Phillip Lee Ingle (August 7, 1961 – September 22, 1995) was an American serial killer who murdered two elderly couples in Cherryville, North Carolina in 1991. Before he was arrested, Ingle, who knew one pair of his victims, confessed to a friend, telling him that he enjoyed watching people die in agony. After being sentenced to death, he waived his appeals, saying that he wanted to spare the families of his victims from any more pain. He was executed in 1995.

Early life
Ingle was born on August 7, 1961, in Lincoln County, North Carolina. He had a very troublesome childhood. According to family friends, his mother and father split soon after he was born, and his mother was around only from time to time. In addition, family members said that Ingle's cousin sexually abused him during childhood. Ingle attempted to commit suicide when he was five or six years old, and was treated for psychiatric issues several times in the late 1980s.

Ingle previously served time in jail for breaking and entering and assault in the early 1980s.

Ingle shot himself in the stomach when he was 18 years old. In December 1986, a drunken Ingle was sent to Broughton Hospital. He was released five days later, and sent to Black Mountain's 28-day treatment program.

§ §

* **PROBLEM SET**
1 > Repeat the Phillip Lee Ingle passage word for word, starting with "Ingle previously served" and going on through "28-day treatment program.".
2 > Go on with the Phillip Lee Ingle passage from its final sentence.
You won't need the records that come next.

* **ENTRIES PROVIDED**
§ §

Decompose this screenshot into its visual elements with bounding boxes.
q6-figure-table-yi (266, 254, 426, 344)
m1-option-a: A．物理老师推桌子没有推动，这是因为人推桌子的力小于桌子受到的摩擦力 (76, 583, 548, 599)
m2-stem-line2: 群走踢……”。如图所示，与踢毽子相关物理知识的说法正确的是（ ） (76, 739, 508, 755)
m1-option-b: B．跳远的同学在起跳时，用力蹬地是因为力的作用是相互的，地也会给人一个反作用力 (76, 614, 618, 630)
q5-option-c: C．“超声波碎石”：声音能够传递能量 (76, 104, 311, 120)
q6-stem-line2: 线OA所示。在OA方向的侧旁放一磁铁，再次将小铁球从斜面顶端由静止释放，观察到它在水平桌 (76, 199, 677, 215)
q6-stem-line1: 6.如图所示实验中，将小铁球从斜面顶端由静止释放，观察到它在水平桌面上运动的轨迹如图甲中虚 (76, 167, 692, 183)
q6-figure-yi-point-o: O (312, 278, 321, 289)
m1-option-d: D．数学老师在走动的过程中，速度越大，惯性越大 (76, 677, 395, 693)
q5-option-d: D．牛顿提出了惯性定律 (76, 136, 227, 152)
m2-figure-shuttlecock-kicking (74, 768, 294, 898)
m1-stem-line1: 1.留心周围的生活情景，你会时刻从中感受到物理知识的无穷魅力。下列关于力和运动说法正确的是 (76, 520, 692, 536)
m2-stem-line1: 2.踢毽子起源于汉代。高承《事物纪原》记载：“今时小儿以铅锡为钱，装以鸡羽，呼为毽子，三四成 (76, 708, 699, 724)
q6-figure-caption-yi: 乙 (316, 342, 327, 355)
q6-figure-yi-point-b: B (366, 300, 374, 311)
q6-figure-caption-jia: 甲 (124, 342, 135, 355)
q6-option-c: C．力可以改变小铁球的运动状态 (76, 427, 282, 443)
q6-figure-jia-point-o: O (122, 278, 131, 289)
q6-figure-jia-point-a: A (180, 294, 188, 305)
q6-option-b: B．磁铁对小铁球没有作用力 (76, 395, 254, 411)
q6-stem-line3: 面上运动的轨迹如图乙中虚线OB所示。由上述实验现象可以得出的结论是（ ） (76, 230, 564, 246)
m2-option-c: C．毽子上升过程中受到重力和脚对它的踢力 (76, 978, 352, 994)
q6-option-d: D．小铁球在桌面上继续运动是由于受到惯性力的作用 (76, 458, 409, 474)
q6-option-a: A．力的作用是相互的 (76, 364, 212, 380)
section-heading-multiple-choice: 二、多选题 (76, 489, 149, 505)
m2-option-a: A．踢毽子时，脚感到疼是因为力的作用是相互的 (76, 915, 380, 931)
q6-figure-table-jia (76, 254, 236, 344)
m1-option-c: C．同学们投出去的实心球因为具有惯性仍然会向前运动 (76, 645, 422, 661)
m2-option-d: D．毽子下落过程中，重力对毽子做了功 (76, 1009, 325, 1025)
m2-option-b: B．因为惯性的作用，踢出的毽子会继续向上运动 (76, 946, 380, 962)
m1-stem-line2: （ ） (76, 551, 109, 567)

§ §

* **EXERCISE RESULTS**
1 >
Ingle previously served time in jail for breaking and entering and assault in the early 1980s.

Ingle shot himself in the stomach when he was 18 years old. In December 1986, a drunken Ingle was sent to Broughton Hospital. He was released five days later, and sent to Black Mountain's 28-day treatment program.

2 >
Murders
In July 1991, Ingle went into the home of William Fred Davis, 68, and Margaret Davis, 67. The door was unlocked, and he entered armed with an axe handle from his car. Margaret was in the kitchen, and Ingle, who knew the Davises, beat her to death. He then moved into the den of the house, where William was watching television. He did not hear Ingle attacking his wife due to the volume of the television. Consequently, Ingle was able to catch him off-guard and beat him to death as well.

Two weeks after the first two killings, Ingle tried to check himself into a state mental hospital after he was found drunk and threatening to commit suicide. He blamed his problem on alcohol and was released to the care of his brother-in-law. However, after examining him, doctors told him to seek treatment for alcoholism in a private facility and sent him home. William Rafter, the director of Black Mountain's treatment program, said Ingle's case demonstrated a problem for those who were "dually diagnosed". That is, the system did a bad job of finding and treating people who suffered from both mental illness and substance abuse problems. "Unfortunately one of the things that happens is that drug and alcohol abuse can mask the pathology," Rafter said.

Before Ingle's arrest, the Davis's 29-year-old son-in-law, Joey James Melton, was strongly suspected of the murders, but was not arrested. Melton was a high-school dropout, and the Davises has been adamantly opposed to his marriage to their daughter, Ruth Davis. However, they later helped set the family up financially giving them money for a mobile home and later a house. However, their relationship remained unstable. Neighbors and family members said Melton had personal issues which troubled the couple and possibly attracted the attention of the authorities. Newspapers reported that Melton underwent psychiatric treatment in the 1980s, and neighbors said he used to use drugs, but did not appear to be doing so prior to his death. Locals said the police very frequently questioned Melton.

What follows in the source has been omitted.